--- DATA ---

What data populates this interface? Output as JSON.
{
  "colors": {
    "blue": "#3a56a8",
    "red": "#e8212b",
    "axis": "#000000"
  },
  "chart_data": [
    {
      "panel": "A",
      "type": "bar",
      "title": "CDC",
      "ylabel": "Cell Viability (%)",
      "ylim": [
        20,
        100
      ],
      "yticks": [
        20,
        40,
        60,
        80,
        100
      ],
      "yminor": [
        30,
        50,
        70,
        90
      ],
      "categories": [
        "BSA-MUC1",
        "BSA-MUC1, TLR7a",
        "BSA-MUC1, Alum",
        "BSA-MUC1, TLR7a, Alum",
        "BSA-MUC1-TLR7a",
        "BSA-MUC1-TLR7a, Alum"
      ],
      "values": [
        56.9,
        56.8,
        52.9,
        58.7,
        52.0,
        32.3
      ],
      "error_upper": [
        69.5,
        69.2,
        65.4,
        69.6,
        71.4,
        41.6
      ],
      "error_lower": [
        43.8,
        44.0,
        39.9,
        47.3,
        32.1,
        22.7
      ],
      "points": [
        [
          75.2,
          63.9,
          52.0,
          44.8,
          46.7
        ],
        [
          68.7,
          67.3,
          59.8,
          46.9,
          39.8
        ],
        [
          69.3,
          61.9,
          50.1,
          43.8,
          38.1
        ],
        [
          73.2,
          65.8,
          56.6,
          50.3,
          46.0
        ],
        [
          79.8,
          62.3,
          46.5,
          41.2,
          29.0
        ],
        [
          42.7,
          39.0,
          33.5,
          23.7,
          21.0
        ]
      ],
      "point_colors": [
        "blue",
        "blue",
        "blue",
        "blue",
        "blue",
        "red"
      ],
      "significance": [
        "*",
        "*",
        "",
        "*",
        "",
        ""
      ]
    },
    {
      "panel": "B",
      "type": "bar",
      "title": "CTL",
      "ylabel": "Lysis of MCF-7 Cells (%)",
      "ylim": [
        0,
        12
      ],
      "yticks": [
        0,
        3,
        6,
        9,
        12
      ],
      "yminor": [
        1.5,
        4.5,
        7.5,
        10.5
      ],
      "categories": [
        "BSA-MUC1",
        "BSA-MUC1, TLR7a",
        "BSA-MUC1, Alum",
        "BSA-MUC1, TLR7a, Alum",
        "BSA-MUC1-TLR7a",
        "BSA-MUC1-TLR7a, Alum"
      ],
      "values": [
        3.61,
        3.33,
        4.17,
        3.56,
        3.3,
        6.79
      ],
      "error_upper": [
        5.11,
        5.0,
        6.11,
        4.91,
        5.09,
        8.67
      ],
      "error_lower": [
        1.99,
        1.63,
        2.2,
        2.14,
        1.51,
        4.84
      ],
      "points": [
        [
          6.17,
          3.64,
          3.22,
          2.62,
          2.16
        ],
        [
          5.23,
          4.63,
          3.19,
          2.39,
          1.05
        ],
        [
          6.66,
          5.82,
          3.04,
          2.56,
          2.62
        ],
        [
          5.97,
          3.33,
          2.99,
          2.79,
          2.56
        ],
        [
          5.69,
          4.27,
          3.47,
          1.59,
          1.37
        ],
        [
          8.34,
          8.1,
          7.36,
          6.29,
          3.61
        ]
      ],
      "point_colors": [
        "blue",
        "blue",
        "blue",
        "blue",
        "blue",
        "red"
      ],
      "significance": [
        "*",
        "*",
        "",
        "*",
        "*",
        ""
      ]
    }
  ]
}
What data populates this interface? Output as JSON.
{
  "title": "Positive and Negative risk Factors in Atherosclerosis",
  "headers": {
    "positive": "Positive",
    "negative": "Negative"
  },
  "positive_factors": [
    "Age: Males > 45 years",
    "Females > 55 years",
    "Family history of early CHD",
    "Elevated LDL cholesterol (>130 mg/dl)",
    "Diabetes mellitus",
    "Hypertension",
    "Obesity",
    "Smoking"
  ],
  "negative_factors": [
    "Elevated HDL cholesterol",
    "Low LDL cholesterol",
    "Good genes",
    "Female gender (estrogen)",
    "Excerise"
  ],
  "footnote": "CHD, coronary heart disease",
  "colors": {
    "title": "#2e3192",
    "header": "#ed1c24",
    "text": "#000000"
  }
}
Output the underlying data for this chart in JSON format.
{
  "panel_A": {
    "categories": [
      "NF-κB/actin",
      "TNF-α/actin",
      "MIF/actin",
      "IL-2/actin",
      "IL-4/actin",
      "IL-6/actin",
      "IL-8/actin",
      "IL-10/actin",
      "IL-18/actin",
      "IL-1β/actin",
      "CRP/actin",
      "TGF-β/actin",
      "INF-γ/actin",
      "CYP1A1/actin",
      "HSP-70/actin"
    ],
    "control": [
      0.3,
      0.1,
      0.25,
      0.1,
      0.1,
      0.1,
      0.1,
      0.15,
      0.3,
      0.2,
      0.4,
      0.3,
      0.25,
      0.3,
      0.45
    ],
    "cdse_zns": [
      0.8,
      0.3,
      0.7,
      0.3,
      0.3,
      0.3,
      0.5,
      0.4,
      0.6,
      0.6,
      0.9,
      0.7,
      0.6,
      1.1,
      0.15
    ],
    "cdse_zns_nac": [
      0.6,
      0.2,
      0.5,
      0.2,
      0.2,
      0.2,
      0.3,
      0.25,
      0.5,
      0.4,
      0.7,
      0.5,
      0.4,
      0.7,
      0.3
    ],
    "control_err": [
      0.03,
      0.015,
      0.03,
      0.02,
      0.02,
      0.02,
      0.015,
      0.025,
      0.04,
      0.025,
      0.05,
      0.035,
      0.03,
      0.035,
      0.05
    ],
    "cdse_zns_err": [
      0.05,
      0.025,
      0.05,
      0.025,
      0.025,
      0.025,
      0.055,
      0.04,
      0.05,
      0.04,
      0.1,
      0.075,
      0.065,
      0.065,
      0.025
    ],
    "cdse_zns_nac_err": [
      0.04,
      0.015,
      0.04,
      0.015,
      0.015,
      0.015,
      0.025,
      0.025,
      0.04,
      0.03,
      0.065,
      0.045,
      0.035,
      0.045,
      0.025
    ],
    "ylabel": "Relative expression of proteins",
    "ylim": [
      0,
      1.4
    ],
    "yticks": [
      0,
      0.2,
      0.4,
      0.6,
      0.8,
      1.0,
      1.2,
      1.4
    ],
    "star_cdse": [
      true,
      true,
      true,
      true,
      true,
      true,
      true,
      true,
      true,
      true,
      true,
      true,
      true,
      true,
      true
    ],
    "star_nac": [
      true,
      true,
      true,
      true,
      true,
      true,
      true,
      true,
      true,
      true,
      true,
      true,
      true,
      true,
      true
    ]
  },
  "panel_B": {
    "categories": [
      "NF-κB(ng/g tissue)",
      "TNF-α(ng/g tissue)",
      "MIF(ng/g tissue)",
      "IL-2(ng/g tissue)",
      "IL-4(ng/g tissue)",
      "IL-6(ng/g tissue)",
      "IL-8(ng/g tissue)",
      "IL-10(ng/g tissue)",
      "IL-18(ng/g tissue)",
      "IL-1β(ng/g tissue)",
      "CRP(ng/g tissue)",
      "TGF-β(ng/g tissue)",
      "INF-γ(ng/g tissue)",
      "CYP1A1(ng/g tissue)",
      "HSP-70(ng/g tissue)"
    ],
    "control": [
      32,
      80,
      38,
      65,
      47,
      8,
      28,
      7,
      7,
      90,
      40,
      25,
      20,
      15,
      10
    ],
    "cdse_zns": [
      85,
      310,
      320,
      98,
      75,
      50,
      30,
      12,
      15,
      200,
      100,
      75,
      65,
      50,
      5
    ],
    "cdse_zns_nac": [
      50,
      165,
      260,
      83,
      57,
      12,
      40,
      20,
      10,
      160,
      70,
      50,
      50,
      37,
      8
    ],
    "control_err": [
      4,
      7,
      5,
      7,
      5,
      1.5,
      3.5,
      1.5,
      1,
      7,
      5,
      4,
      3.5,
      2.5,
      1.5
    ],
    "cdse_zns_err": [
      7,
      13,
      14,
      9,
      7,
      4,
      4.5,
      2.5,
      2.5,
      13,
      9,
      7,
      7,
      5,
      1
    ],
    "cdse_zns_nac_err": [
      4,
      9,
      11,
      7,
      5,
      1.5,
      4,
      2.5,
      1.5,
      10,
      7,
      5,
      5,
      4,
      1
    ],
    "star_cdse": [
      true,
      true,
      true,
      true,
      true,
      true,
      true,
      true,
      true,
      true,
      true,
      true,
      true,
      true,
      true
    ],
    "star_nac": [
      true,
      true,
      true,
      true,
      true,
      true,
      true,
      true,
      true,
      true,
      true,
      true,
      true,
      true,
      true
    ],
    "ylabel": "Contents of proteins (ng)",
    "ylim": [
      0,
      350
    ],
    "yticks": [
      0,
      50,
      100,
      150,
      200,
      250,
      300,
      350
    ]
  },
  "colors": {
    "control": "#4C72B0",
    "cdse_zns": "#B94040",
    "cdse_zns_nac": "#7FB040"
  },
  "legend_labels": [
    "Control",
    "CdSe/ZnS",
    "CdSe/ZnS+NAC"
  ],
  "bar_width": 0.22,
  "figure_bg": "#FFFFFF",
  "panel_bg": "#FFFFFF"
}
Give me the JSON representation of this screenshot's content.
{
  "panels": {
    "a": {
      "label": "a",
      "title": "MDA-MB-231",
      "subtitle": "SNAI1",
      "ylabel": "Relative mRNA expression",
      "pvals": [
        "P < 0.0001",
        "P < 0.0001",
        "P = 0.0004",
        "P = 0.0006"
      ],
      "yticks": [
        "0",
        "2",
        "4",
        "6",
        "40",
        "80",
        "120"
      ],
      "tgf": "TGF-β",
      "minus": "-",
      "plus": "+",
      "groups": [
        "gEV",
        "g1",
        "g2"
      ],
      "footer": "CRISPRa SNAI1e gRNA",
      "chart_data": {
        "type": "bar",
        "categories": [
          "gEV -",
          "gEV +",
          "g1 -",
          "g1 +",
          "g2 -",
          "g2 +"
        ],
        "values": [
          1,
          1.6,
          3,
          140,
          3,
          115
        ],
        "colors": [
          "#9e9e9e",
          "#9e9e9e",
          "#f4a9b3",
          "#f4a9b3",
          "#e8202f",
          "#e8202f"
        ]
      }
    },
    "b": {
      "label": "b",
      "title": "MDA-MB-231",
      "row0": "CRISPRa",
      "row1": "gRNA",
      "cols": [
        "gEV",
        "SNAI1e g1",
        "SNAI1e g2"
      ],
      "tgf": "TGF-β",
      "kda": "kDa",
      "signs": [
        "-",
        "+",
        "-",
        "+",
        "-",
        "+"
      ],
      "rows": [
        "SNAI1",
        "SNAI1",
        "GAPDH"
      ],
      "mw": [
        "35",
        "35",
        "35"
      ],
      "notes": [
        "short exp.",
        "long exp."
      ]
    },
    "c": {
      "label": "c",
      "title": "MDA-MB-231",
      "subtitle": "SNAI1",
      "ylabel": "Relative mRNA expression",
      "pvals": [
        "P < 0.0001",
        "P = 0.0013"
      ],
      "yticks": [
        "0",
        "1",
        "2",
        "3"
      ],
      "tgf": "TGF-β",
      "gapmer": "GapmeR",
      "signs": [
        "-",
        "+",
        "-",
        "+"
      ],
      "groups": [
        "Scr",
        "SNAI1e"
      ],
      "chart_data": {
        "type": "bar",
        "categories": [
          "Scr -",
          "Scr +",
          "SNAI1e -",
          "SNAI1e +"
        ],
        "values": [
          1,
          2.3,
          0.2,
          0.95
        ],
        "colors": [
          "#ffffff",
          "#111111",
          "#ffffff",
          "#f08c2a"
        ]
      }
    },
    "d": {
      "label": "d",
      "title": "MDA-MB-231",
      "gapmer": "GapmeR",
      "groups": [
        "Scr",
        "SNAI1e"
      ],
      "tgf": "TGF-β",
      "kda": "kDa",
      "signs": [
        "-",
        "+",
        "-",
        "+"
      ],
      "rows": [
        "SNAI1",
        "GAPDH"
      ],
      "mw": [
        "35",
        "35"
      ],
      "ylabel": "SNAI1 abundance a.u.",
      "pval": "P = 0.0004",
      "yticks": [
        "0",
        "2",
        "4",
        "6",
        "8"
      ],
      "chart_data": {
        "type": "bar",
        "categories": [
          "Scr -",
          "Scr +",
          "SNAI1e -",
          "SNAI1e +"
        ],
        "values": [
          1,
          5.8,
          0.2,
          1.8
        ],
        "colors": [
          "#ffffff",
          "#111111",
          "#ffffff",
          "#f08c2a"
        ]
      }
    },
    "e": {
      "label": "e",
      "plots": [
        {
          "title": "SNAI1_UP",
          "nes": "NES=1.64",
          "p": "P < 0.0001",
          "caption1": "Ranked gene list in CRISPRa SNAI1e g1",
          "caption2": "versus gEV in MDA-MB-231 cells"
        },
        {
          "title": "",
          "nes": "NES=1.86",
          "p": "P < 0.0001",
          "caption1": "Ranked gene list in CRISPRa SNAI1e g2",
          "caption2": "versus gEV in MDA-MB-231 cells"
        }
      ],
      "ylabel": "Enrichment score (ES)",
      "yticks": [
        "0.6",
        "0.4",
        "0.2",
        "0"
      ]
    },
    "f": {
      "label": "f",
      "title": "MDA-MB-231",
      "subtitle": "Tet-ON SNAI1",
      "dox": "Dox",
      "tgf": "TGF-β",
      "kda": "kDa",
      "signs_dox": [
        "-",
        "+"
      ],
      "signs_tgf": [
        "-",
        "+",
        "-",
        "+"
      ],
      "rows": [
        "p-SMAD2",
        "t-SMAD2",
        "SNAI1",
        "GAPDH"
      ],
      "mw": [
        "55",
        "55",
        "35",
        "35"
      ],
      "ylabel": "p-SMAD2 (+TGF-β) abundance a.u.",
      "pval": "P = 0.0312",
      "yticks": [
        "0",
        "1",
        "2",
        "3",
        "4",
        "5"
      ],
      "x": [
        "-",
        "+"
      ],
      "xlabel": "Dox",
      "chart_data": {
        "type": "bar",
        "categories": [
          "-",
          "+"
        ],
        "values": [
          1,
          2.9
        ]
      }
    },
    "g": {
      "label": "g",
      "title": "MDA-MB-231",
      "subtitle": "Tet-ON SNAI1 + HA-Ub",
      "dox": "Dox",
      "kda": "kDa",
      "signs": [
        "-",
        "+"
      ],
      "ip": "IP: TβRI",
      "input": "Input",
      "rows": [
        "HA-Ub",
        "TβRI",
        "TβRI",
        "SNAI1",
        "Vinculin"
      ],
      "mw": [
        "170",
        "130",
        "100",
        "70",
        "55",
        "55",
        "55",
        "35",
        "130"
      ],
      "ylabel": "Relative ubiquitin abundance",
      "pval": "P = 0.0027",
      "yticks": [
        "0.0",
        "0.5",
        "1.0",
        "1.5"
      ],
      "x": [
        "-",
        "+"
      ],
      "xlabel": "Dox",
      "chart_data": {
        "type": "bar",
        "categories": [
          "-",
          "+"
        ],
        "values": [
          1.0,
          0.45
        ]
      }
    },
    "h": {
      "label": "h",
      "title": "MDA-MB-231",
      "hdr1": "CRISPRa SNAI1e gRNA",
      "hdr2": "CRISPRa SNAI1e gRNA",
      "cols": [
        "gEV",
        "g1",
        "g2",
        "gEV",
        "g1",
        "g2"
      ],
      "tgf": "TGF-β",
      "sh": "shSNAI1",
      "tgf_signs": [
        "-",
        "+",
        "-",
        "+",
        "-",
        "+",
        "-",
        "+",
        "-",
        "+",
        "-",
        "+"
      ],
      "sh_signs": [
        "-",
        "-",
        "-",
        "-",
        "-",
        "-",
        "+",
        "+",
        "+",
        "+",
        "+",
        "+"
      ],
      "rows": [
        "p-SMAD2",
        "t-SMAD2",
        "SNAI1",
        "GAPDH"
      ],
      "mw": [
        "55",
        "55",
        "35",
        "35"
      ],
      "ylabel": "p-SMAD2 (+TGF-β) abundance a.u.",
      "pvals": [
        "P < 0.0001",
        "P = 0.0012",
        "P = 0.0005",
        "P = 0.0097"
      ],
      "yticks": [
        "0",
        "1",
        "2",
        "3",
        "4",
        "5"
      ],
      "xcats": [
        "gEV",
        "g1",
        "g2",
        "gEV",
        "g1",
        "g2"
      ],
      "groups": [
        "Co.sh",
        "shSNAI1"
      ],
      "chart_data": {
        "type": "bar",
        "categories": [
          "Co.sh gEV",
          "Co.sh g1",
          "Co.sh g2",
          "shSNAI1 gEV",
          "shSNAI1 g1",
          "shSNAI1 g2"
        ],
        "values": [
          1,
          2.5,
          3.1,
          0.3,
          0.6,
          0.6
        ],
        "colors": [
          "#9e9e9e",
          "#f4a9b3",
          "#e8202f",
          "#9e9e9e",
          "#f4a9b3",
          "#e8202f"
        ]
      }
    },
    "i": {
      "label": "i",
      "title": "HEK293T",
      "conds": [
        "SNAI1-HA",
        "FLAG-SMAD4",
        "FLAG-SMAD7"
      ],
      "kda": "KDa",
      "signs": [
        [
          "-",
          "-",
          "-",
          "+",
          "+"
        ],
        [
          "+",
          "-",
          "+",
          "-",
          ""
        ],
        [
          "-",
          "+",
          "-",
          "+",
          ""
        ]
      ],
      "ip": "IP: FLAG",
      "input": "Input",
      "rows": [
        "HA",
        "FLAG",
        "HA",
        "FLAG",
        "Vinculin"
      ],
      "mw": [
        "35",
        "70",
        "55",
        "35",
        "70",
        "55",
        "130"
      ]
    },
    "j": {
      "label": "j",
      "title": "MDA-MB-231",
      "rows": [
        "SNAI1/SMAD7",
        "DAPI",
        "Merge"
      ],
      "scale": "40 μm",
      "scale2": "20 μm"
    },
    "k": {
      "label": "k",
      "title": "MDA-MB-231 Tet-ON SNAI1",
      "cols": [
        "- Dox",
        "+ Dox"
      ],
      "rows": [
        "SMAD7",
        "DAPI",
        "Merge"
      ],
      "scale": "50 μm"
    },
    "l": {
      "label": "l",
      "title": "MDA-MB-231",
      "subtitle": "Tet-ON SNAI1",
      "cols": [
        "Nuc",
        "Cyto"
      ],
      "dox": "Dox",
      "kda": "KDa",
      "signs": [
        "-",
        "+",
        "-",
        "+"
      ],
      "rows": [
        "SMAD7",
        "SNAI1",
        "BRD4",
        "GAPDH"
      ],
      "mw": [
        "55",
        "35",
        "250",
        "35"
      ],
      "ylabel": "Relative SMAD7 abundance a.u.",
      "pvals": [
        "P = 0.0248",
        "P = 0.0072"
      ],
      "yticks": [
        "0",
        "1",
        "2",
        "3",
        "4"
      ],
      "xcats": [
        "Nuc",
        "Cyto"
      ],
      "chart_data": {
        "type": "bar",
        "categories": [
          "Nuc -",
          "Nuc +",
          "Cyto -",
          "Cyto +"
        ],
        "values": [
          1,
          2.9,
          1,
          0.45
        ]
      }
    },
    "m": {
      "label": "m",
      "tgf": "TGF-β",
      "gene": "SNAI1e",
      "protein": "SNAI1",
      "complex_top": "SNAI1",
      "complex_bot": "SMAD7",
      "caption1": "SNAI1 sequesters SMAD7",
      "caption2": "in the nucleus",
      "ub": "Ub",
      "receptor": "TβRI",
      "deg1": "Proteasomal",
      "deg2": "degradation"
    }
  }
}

---

__PROBLEM REQUIREMENTS__:
Looking at the records above, report how many lines contain the word "list". Answer with the number only.

__RESULT__:
2